_WHAT TO DO_
Take every line where the string "JSON" appears and copy it.

_Figure dataset records_
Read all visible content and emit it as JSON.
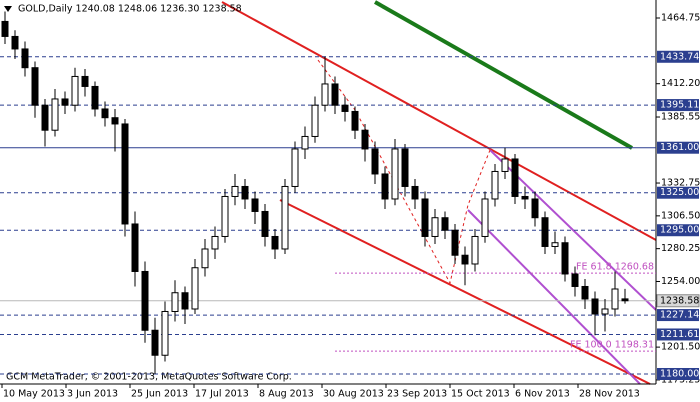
{
  "chart_data": {
    "type": "candlestick",
    "header": "GOLD,Daily  1240.08 1248.06 1236.30 1238.58",
    "footer": "GCM MetaTrader, © 2001-2013, MetaQuotes Software Corp.",
    "ylim": [
      1172,
      1479.15
    ],
    "xlim": [
      -0.5,
      65.1
    ],
    "yticks": [
      1464.75,
      {
        "value": 1412.2,
        "label": "1412.20"
      },
      1385.55,
      1332.75,
      {
        "value": 1306.5,
        "label": "1306.50"
      },
      1280.25,
      {
        "value": 1254,
        "label": "1254.00"
      },
      {
        "value": 1201.5,
        "label": "1201.50"
      },
      1175.25
    ],
    "xticks": [
      {
        "value": -0.3,
        "label": "10 May 2013"
      },
      {
        "value": 6.1,
        "label": "3 Jun 2013"
      },
      {
        "value": 12.5,
        "label": "25 Jun 2013"
      },
      {
        "value": 18.9,
        "label": "17 Jul 2013"
      },
      {
        "value": 25.3,
        "label": "8 Aug 2013"
      },
      {
        "value": 31.7,
        "label": "30 Aug 2013"
      },
      {
        "value": 38.1,
        "label": "23 Sep 2013"
      },
      {
        "value": 44.5,
        "label": "15 Oct 2013"
      },
      {
        "value": 50.9,
        "label": "6 Nov 2013"
      },
      {
        "value": 57.3,
        "label": "28 Nov 2013"
      }
    ],
    "levels": [
      1433.74,
      1395.11,
      {
        "value": 1361,
        "label": "1361.00"
      },
      {
        "value": 1325,
        "label": "1325.00"
      },
      {
        "value": 1295,
        "label": "1295.00"
      },
      1227.14,
      1211.61,
      {
        "value": 1180,
        "label": "1180.00"
      }
    ],
    "level_color": "#2b3f8f",
    "current": 1238.58,
    "fibo": [
      {
        "value": 1260.68,
        "label": "FE 61.8 1260.68"
      },
      {
        "value": 1198.31,
        "label": "FE 100.0 1198.31"
      }
    ],
    "fibo_color": "#c050c0",
    "series": {
      "open": [
        1462,
        1450,
        1440,
        1425,
        1395,
        1375,
        1400,
        1395,
        1418,
        1410,
        1392,
        1385,
        1380,
        1300,
        1262,
        1215,
        1195,
        1230,
        1245,
        1232,
        1265,
        1280,
        1290,
        1322,
        1330,
        1320,
        1310,
        1290,
        1280,
        1330,
        1360,
        1370,
        1395,
        1412,
        1395,
        1390,
        1375,
        1360,
        1340,
        1320,
        1360,
        1330,
        1320,
        1290,
        1305,
        1295,
        1275,
        1268,
        1290,
        1320,
        1342,
        1352,
        1322,
        1320,
        1305,
        1282,
        1285,
        1260,
        1250,
        1240,
        1228,
        1232,
        1240.08
      ],
      "high": [
        1470,
        1455,
        1446,
        1430,
        1400,
        1408,
        1406,
        1425,
        1424,
        1414,
        1398,
        1392,
        1384,
        1310,
        1270,
        1225,
        1238,
        1255,
        1250,
        1272,
        1288,
        1298,
        1328,
        1340,
        1336,
        1326,
        1316,
        1296,
        1336,
        1366,
        1378,
        1402,
        1434,
        1418,
        1402,
        1394,
        1380,
        1366,
        1346,
        1368,
        1364,
        1336,
        1326,
        1312,
        1310,
        1300,
        1282,
        1296,
        1326,
        1348,
        1361,
        1356,
        1330,
        1326,
        1310,
        1294,
        1290,
        1266,
        1256,
        1246,
        1240,
        1262,
        1248.06
      ],
      "low": [
        1444,
        1432,
        1418,
        1385,
        1362,
        1370,
        1388,
        1390,
        1402,
        1386,
        1378,
        1358,
        1290,
        1250,
        1205,
        1180,
        1190,
        1222,
        1220,
        1228,
        1258,
        1272,
        1285,
        1315,
        1312,
        1300,
        1282,
        1272,
        1276,
        1325,
        1352,
        1365,
        1390,
        1388,
        1382,
        1368,
        1350,
        1332,
        1312,
        1315,
        1322,
        1312,
        1282,
        1284,
        1288,
        1268,
        1251,
        1262,
        1285,
        1314,
        1336,
        1316,
        1312,
        1298,
        1276,
        1276,
        1254,
        1242,
        1232,
        1211,
        1214,
        1226,
        1236.3
      ],
      "close": [
        1450,
        1440,
        1425,
        1395,
        1375,
        1400,
        1395,
        1418,
        1410,
        1392,
        1385,
        1380,
        1300,
        1262,
        1215,
        1195,
        1230,
        1245,
        1232,
        1265,
        1280,
        1290,
        1322,
        1330,
        1320,
        1310,
        1290,
        1280,
        1330,
        1360,
        1370,
        1395,
        1412,
        1395,
        1390,
        1375,
        1360,
        1340,
        1320,
        1360,
        1330,
        1320,
        1290,
        1305,
        1295,
        1275,
        1268,
        1290,
        1320,
        1342,
        1352,
        1322,
        1320,
        1305,
        1282,
        1285,
        1260,
        1250,
        1240,
        1228,
        1232,
        1248,
        1238.58
      ]
    }
  }
}
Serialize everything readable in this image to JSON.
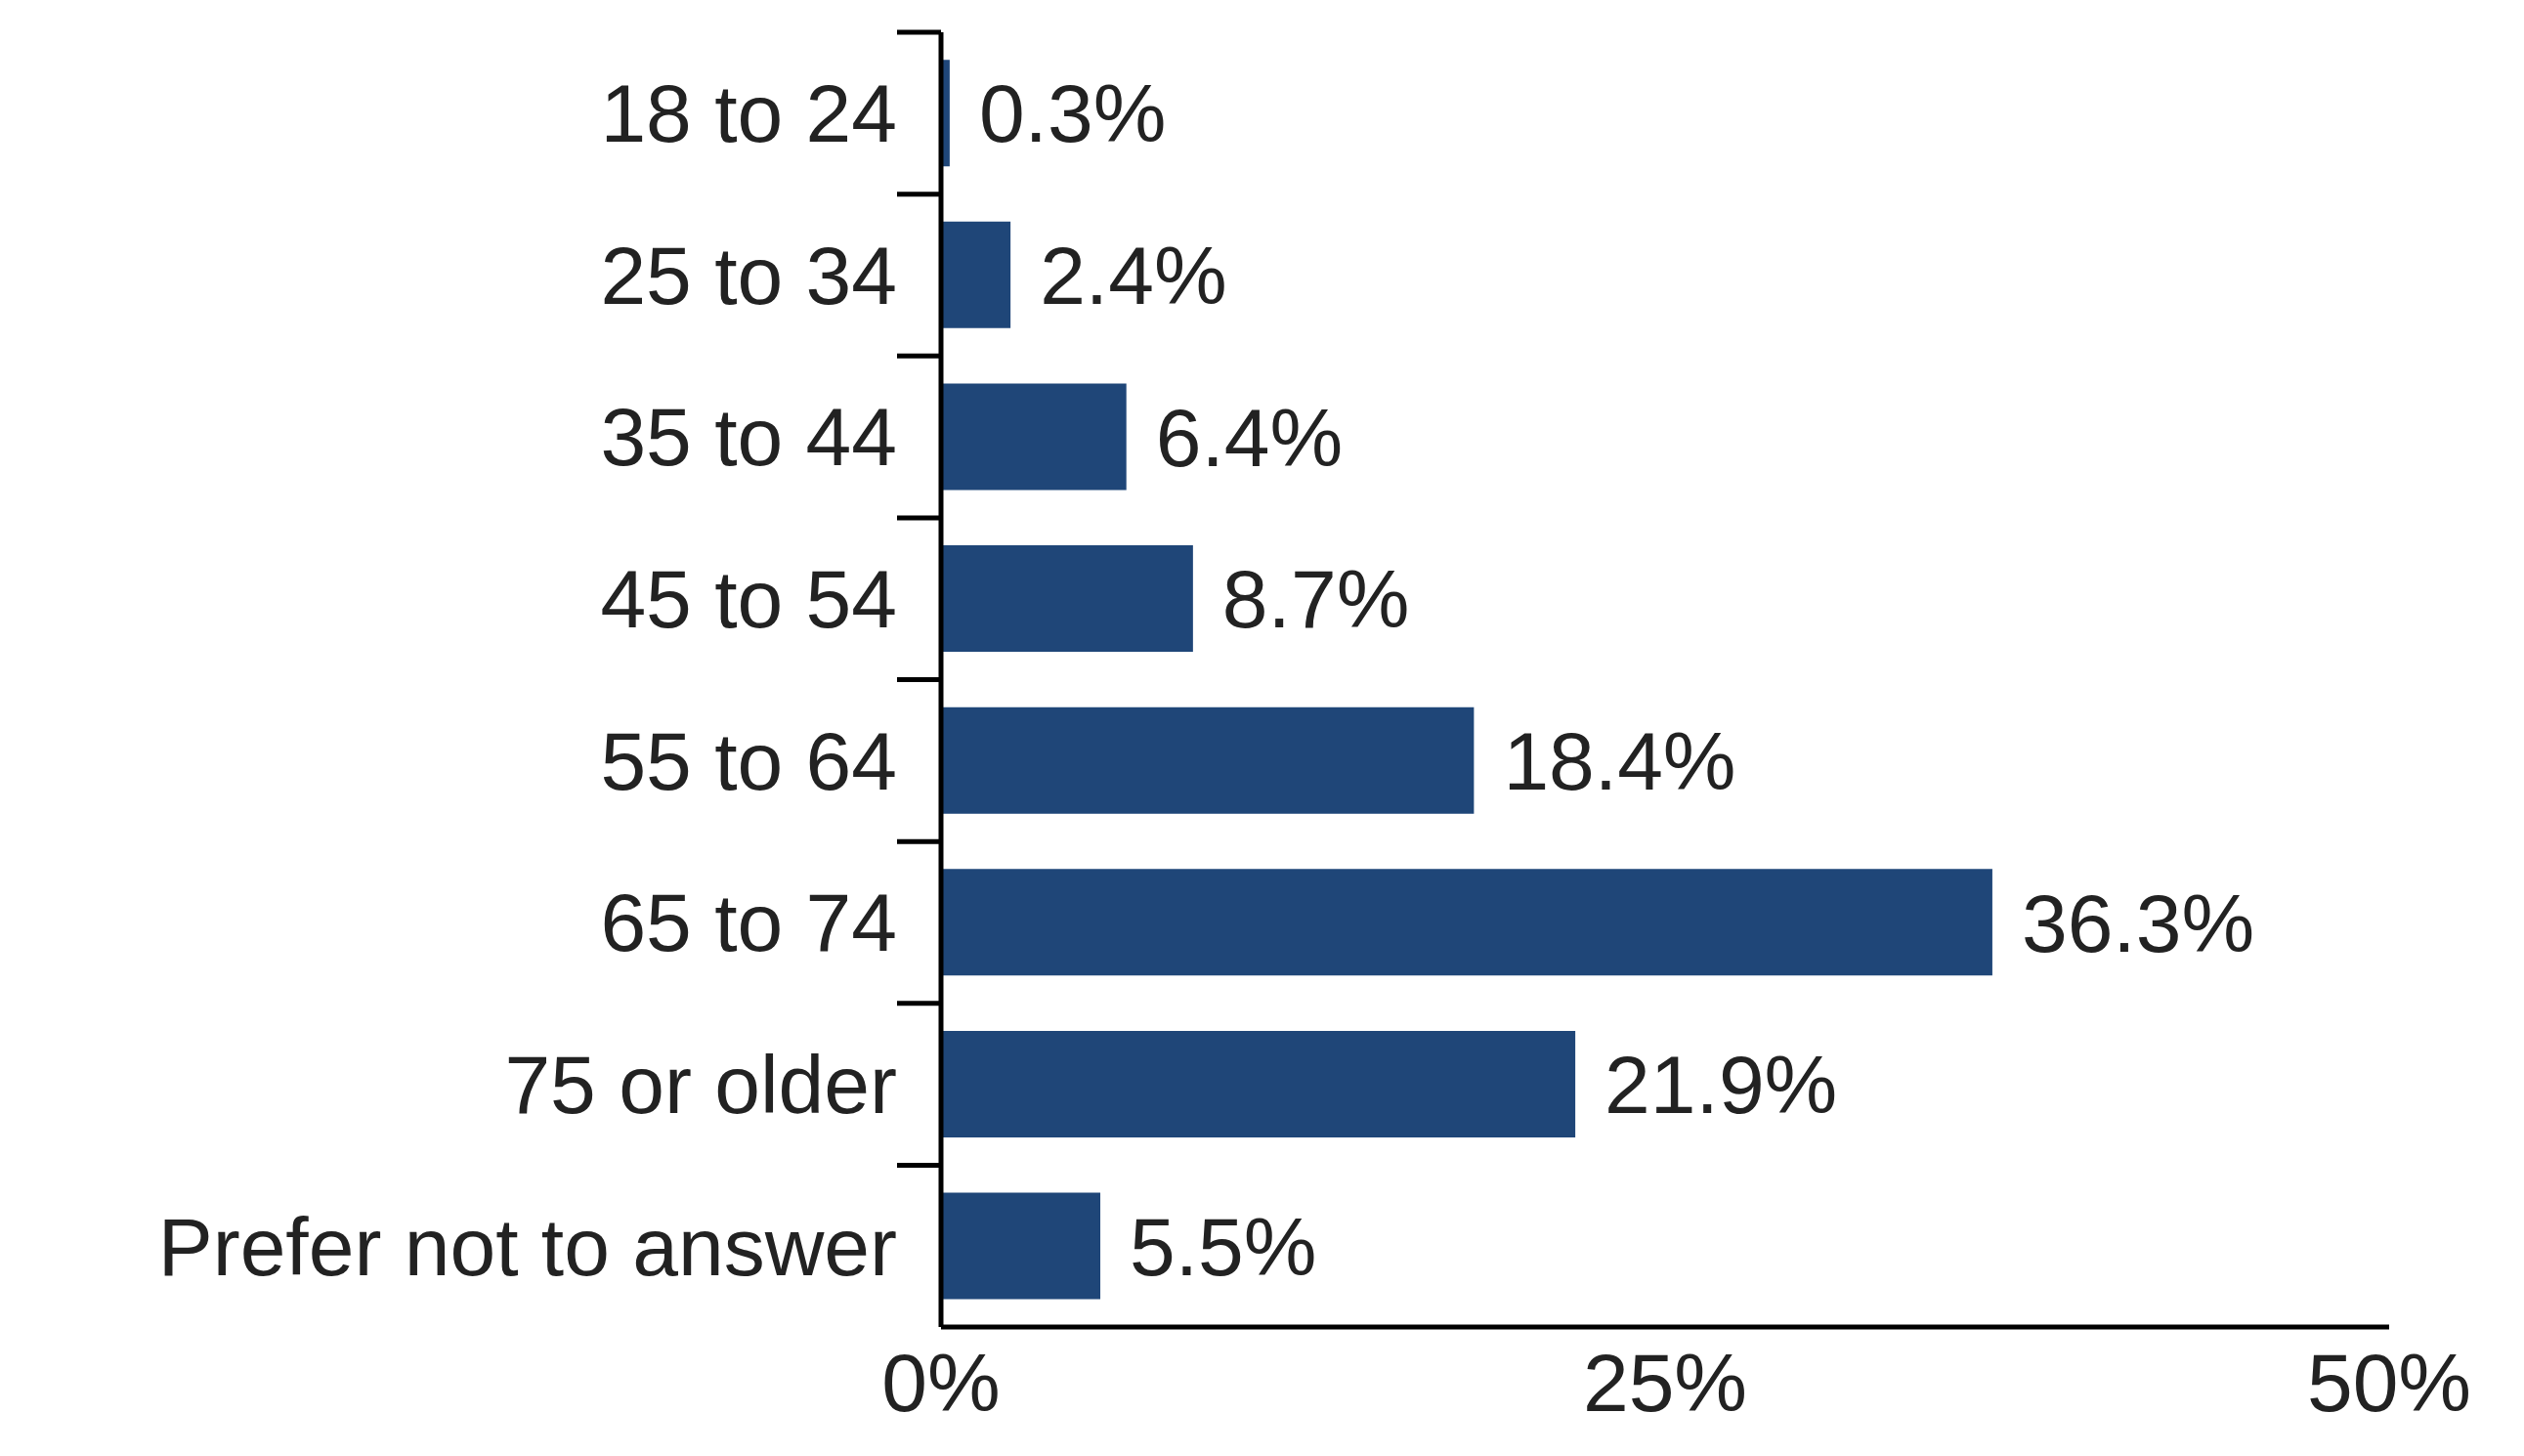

_ANSWER FOR THE TASK_
Read all visible content and emit it as JSON.
Serialize everything readable in this image to JSON.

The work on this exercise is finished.